═════ DATASET CONTENT ═════
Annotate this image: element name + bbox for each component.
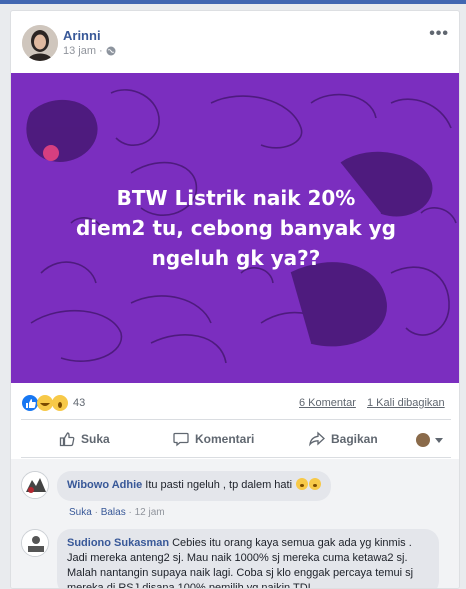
comment-reply-link[interactable]: Balas [101,507,126,518]
grin-emoji-icon [309,478,322,490]
comment-item: Sudiono Sukasman Cebies itu orang kaya se… [21,529,451,588]
commenter-name[interactable]: Wibowo Adhie [67,479,142,491]
globe-icon [106,46,116,56]
comment-footer: Suka · Balas · 12 jam [69,507,165,518]
chevron-down-icon [435,437,443,443]
post-header: Arinni 13 jam · ••• [11,11,459,73]
post-timestamp[interactable]: 13 jam [63,45,96,57]
grin-emoji-icon [296,478,309,490]
commenter-avatar[interactable] [21,471,49,499]
post-author-name[interactable]: Arinni [63,28,101,43]
share-button[interactable]: Bagikan [309,431,378,447]
comments-section: Wibowo Adhie Itu pasti ngeluh , tp dalem … [11,459,459,588]
reactions-bar: 43 6 Komentar 1 Kali dibagikan [11,389,459,417]
share-label: Bagikan [331,432,378,446]
comment-icon [173,432,189,447]
divider [21,457,451,458]
like-button[interactable]: Suka [59,431,110,447]
more-options-icon[interactable]: ••• [429,25,449,43]
comment-button[interactable]: Komentari [173,431,254,447]
comment-bubble: Sudiono Sukasman Cebies itu orang kaya se… [57,529,439,588]
comment-time[interactable]: 12 jam [135,507,165,518]
post-actions: Suka Komentari Bagikan [11,423,459,455]
commenter-name[interactable]: Sudiono Sukasman [67,537,169,549]
thumbs-up-icon [59,432,75,447]
divider [21,419,451,420]
comment-text: Itu pasti ngeluh , tp dalem hati [145,479,293,491]
post-text-line-3: ngeluh gk ya?? [151,246,321,270]
comment-item: Wibowo Adhie Itu pasti ngeluh , tp dalem … [21,471,451,521]
post-meta: 13 jam · [63,45,116,57]
post-card: Arinni 13 jam · ••• BTW Listrik naik 20%… [10,10,460,589]
like-label: Suka [81,432,110,446]
author-avatar[interactable] [22,25,58,61]
share-icon [309,431,325,447]
comments-count-link[interactable]: 6 Komentar [299,397,356,409]
post-text-line-1: BTW Listrik naik 20% [116,186,356,210]
react-as-selector[interactable] [416,433,443,447]
reaction-count[interactable]: 43 [73,397,85,409]
post-text-line-2: diem2 tu, cebong banyak yg [75,216,396,240]
comment-like-link[interactable]: Suka [69,507,92,518]
reaction-icons[interactable] [21,394,71,412]
viewer-avatar [416,433,430,447]
comment-bubble: Wibowo Adhie Itu pasti ngeluh , tp dalem … [57,471,332,501]
commenter-avatar[interactable] [21,529,49,557]
shares-count-link[interactable]: 1 Kali dibagikan [367,397,445,409]
post-image[interactable]: BTW Listrik naik 20% diem2 tu, cebong ba… [11,73,459,383]
post-image-text: BTW Listrik naik 20% diem2 tu, cebong ba… [11,183,459,273]
comment-label: Komentari [195,432,255,446]
top-nav-bar [0,0,466,4]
═════
» **GOAL**
Can you reproduce the data above word for word, line by line, leaving out the pictures?

» **ANSWER TO THIS TASK**
Annotate this image: element name + bbox for each component.
comment-reply-link[interactable]: Balas [101,507,126,518]
grin-emoji-icon [309,478,322,490]
comment-item: Sudiono Sukasman Cebies itu orang kaya se… [21,529,451,588]
commenter-name[interactable]: Wibowo Adhie [67,479,142,491]
globe-icon [106,46,116,56]
comment-footer: Suka · Balas · 12 jam [69,507,165,518]
chevron-down-icon [435,437,443,443]
post-header: Arinni 13 jam · ••• [11,11,459,73]
post-timestamp[interactable]: 13 jam [63,45,96,57]
grin-emoji-icon [296,478,309,490]
commenter-avatar[interactable] [21,471,49,499]
post-author-name[interactable]: Arinni [63,28,101,43]
share-button[interactable]: Bagikan [309,431,378,447]
comments-section: Wibowo Adhie Itu pasti ngeluh , tp dalem … [11,459,459,588]
reactions-bar: 43 6 Komentar 1 Kali dibagikan [11,389,459,417]
share-label: Bagikan [331,432,378,446]
comment-icon [173,432,189,447]
divider [21,457,451,458]
like-button[interactable]: Suka [59,431,110,447]
more-options-icon[interactable]: ••• [429,25,449,43]
comment-button[interactable]: Komentari [173,431,254,447]
comment-bubble: Sudiono Sukasman Cebies itu orang kaya se… [57,529,439,588]
comment-time[interactable]: 12 jam [135,507,165,518]
post-actions: Suka Komentari Bagikan [11,423,459,455]
commenter-name[interactable]: Sudiono Sukasman [67,537,169,549]
thumbs-up-icon [59,432,75,447]
divider [21,419,451,420]
comment-text: Itu pasti ngeluh , tp dalem hati [145,479,293,491]
post-text-line-3: ngeluh gk ya?? [151,246,321,270]
comment-item: Wibowo Adhie Itu pasti ngeluh , tp dalem … [21,471,451,521]
post-meta: 13 jam · [63,45,116,57]
post-card: Arinni 13 jam · ••• BTW Listrik naik 20%… [10,10,460,589]
like-label: Suka [81,432,110,446]
author-avatar[interactable] [22,25,58,61]
share-icon [309,431,325,447]
comments-count-link[interactable]: 6 Komentar [299,397,356,409]
post-text-line-1: BTW Listrik naik 20% [116,186,356,210]
react-as-selector[interactable] [416,433,443,447]
reaction-count[interactable]: 43 [73,397,85,409]
post-text-line-2: diem2 tu, cebong banyak yg [75,216,396,240]
comment-like-link[interactable]: Suka [69,507,92,518]
reaction-icons[interactable] [21,394,71,412]
viewer-avatar [416,433,430,447]
comment-bubble: Wibowo Adhie Itu pasti ngeluh , tp dalem … [57,471,332,501]
commenter-avatar[interactable] [21,529,49,557]
shares-count-link[interactable]: 1 Kali dibagikan [367,397,445,409]
post-image[interactable]: BTW Listrik naik 20% diem2 tu, cebong ba… [11,73,459,383]
post-image-text: BTW Listrik naik 20% diem2 tu, cebong ba… [11,183,459,273]
comment-label: Komentari [195,432,255,446]
top-nav-bar [0,0,466,4]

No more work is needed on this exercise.